***** Material to process *****

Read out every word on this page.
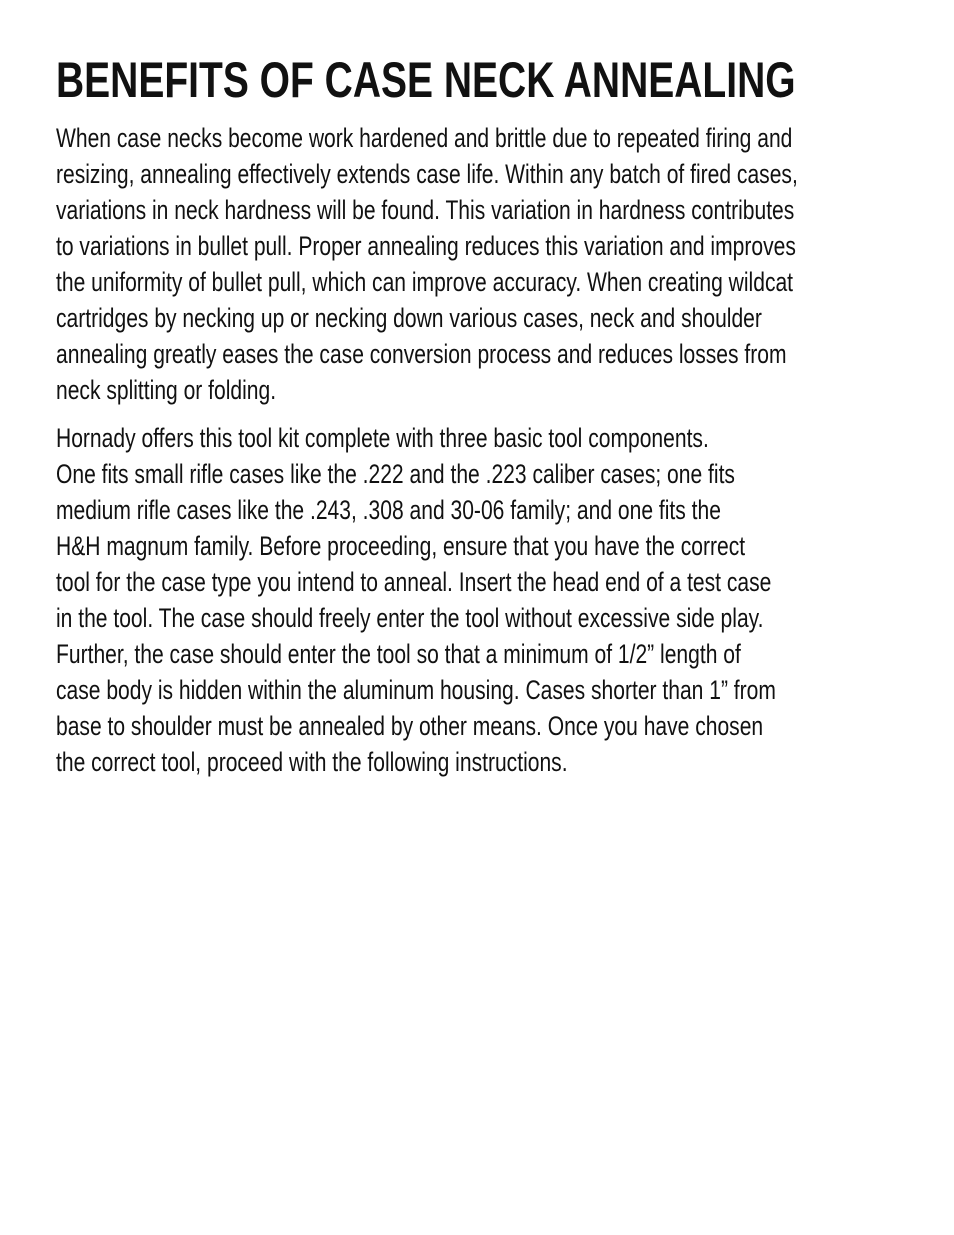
BENEFITS OF CASE NECK ANNEALING

When case necks become work hardened and brittle due to repeated firing and
resizing, annealing effectively extends case life. Within any batch of fired cases,
variations in neck hardness will be found. This variation in hardness contributes
to variations in bullet pull. Proper annealing reduces this variation and improves
the uniformity of bullet pull, which can improve accuracy. When creating wildcat
cartridges by necking up or necking down various cases, neck and shoulder
annealing greatly eases the case conversion process and reduces losses from
neck splitting or folding.

Hornady offers this tool kit complete with three basic tool components.
One fits small rifle cases like the .222 and the .223 caliber cases; one fits
medium rifle cases like the .243, .308 and 30-06 family; and one fits the
H&H magnum family. Before proceeding, ensure that you have the correct
tool for the case type you intend to anneal. Insert the head end of a test case
in the tool. The case should freely enter the tool without excessive side play.
Further, the case should enter the tool so that a minimum of 1/2” length of
case body is hidden within the aluminum housing. Cases shorter than 1” from
base to shoulder must be annealed by other means. Once you have chosen
the correct tool, proceed with the following instructions.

*****

● **Task requirements**
Make an exact copy of the records shown above, without the pictures.

● **Exercise result**
Read out every word on this page.
BENEFITS OF CASE NECK ANNEALING

When case necks become work hardened and brittle due to repeated firing and
resizing, annealing effectively extends case life. Within any batch of fired cases,
variations in neck hardness will be found. This variation in hardness contributes
to variations in bullet pull. Proper annealing reduces this variation and improves
the uniformity of bullet pull, which can improve accuracy. When creating wildcat
cartridges by necking up or necking down various cases, neck and shoulder
annealing greatly eases the case conversion process and reduces losses from
neck splitting or folding.

Hornady offers this tool kit complete with three basic tool components.
One fits small rifle cases like the .222 and the .223 caliber cases; one fits
medium rifle cases like the .243, .308 and 30-06 family; and one fits the
H&H magnum family. Before proceeding, ensure that you have the correct
tool for the case type you intend to anneal. Insert the head end of a test case
in the tool. The case should freely enter the tool without excessive side play.
Further, the case should enter the tool so that a minimum of 1/2” length of
case body is hidden within the aluminum housing. Cases shorter than 1” from
base to shoulder must be annealed by other means. Once you have chosen
the correct tool, proceed with the following instructions.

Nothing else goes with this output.